__GIVEN PROBLEM__
Lines containing the string "roadmap" are to be collected in full.

---- RECORD EXCERPTS

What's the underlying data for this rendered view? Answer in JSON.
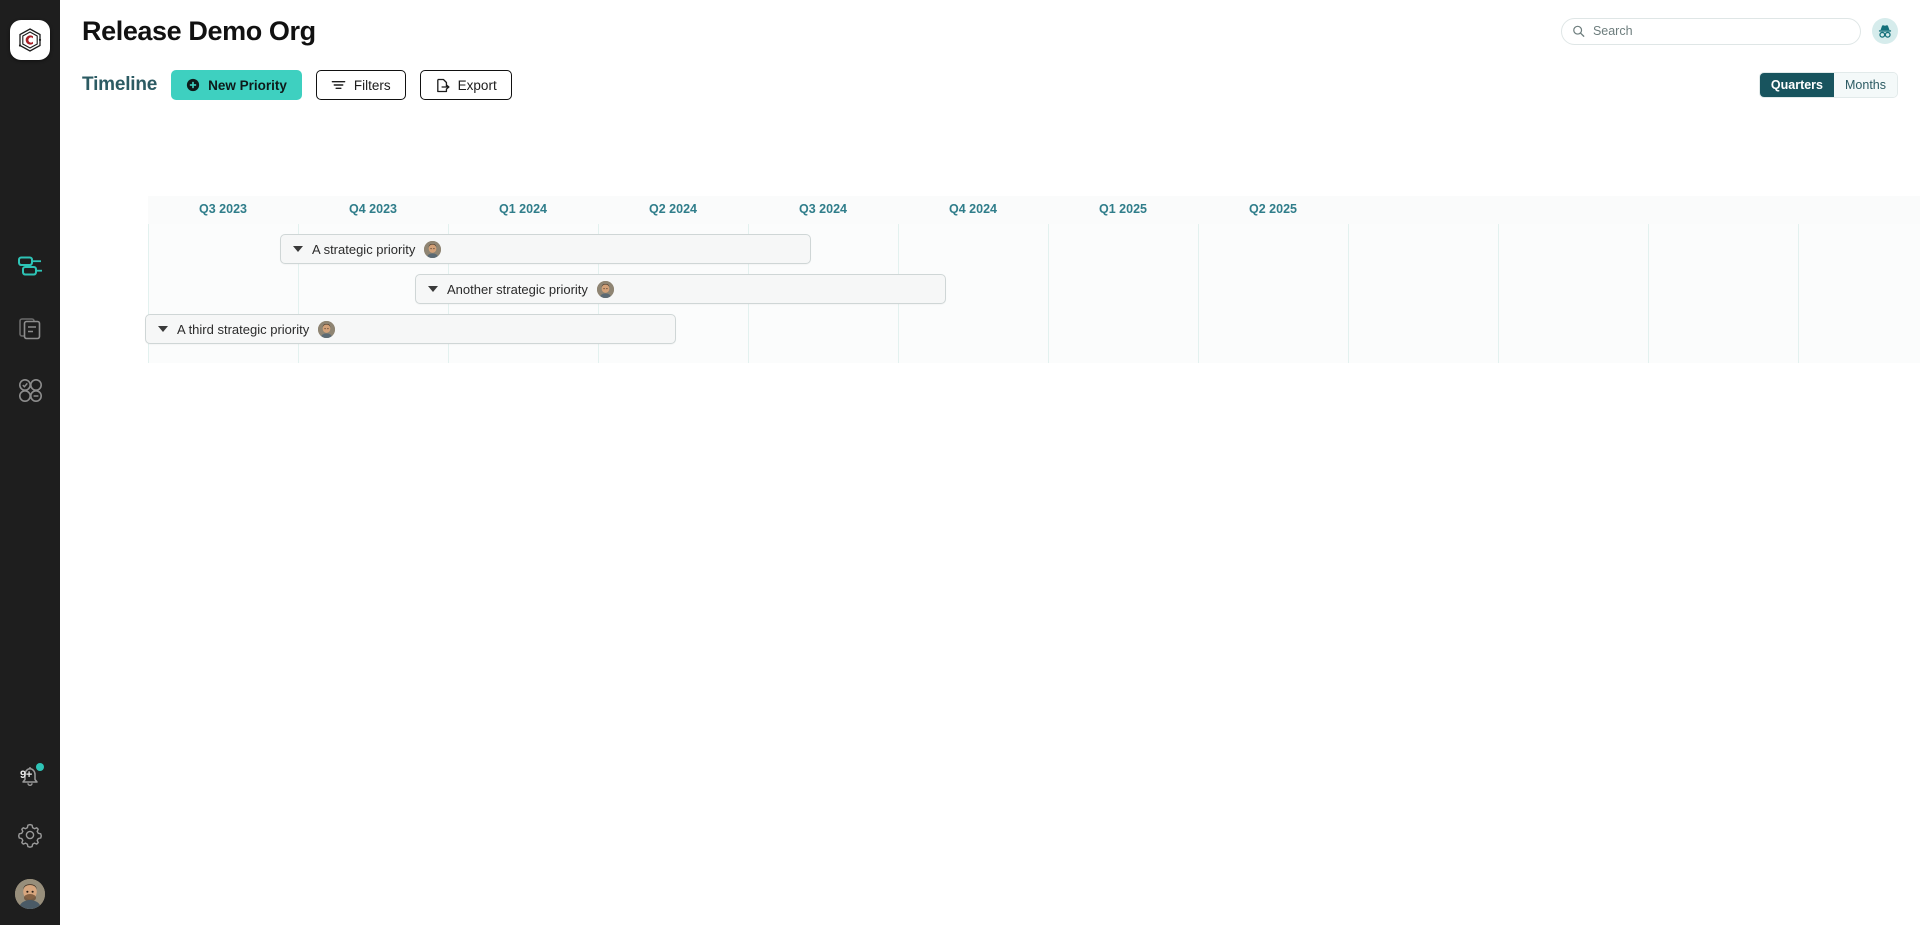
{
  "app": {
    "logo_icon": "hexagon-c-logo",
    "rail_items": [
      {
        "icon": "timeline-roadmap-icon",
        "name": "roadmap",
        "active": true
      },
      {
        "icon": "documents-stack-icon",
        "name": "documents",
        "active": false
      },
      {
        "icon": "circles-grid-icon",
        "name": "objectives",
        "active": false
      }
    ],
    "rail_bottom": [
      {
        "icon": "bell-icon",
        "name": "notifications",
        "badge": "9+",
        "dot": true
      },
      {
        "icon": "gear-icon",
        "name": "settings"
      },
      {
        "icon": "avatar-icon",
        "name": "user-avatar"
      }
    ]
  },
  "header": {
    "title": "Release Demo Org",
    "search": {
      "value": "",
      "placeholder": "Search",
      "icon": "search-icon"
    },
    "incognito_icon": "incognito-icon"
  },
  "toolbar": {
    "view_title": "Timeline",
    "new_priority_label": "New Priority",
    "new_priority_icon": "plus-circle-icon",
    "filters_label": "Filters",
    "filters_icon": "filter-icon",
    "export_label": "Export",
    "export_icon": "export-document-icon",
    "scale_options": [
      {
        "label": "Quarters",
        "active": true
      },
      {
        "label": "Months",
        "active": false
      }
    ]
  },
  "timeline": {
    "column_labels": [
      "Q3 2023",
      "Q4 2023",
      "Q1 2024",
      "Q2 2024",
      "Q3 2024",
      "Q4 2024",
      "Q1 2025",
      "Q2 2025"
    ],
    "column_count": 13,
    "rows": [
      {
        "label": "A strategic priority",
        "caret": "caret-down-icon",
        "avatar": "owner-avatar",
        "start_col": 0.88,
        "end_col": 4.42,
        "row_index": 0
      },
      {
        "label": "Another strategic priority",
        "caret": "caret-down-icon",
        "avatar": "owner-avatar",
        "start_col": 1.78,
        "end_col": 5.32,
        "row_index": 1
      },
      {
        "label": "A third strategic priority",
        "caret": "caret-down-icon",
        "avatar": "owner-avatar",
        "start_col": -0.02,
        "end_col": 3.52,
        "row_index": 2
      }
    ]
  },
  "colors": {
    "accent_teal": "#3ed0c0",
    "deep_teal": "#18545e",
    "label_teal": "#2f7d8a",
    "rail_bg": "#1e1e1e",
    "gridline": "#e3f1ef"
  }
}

--------

__ANSWER TO THE PROBLEM__
        "icon": "timeline-roadmap-icon",
        "name": "roadmap",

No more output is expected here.